» Given records
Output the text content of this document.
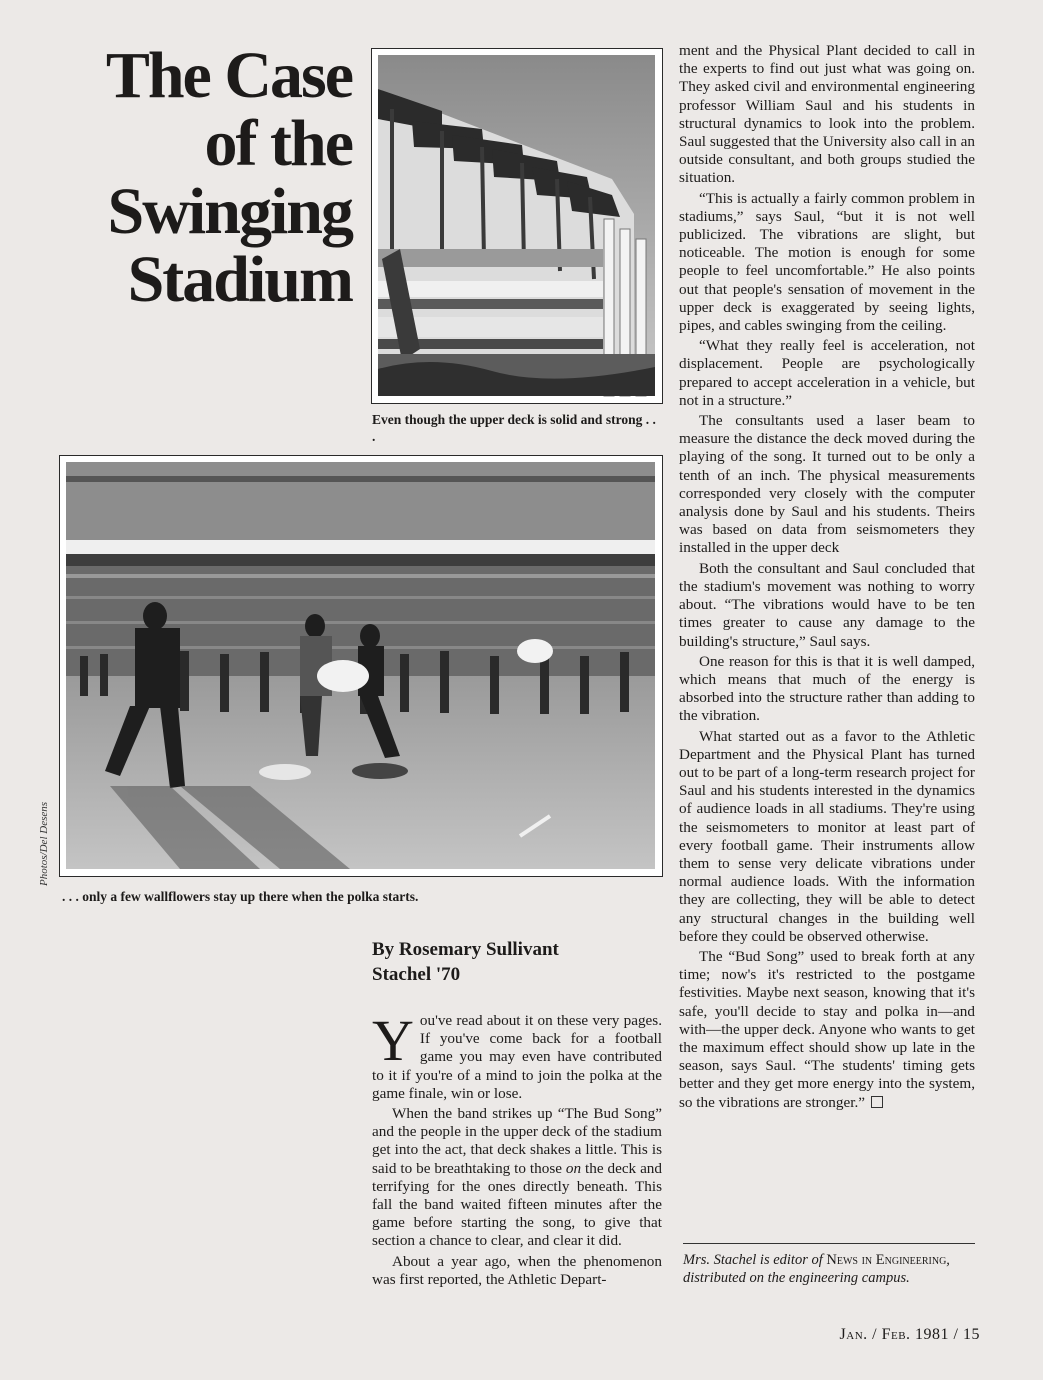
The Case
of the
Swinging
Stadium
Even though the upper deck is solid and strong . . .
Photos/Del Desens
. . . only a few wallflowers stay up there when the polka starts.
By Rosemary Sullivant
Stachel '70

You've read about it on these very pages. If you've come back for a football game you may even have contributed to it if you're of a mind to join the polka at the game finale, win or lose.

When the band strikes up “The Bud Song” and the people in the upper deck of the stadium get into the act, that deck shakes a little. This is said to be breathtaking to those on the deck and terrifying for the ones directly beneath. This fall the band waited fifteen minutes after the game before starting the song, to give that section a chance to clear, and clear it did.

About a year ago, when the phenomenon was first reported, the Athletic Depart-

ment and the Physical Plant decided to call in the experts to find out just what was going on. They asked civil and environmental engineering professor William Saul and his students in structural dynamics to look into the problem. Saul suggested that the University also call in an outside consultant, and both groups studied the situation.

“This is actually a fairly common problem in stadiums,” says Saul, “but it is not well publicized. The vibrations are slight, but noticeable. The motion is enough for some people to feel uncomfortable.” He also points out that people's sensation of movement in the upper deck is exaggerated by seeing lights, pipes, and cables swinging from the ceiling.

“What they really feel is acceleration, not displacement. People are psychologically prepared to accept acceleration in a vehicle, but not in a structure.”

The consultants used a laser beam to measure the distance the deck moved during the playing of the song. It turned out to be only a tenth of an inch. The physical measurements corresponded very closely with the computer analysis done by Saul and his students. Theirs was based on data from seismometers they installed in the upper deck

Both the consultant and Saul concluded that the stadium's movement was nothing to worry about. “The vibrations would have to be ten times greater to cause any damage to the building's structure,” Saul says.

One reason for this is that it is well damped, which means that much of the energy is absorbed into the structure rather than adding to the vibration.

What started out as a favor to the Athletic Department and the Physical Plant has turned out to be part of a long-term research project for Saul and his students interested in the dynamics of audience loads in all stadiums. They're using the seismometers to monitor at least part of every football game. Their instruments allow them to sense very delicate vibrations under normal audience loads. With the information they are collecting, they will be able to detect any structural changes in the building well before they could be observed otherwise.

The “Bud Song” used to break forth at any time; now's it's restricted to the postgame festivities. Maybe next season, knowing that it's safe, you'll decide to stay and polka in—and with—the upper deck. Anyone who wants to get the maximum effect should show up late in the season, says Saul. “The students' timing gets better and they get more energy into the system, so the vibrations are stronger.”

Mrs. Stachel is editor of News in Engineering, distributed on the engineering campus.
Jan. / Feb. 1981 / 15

» Brief
Only lines with the word "building" should be collected from the material.

» Written answer
Both the consultant and Saul concluded that the stadium's movement was nothing to worry about. “The vibrations would have to be ten times greater to cause any damage to the building's structure,” Saul says.
What started out as a favor to the Athletic Department and the Physical Plant has turned out to be part of a long-term research project for Saul and his students interested in the dynamics of audience loads in all stadiums. They're using the seismometers to monitor at least part of every football game. Their instruments allow them to sense very delicate vibrations under normal audience loads. With the information they are collecting, they will be able to detect any structural changes in the building well before they could be observed otherwise.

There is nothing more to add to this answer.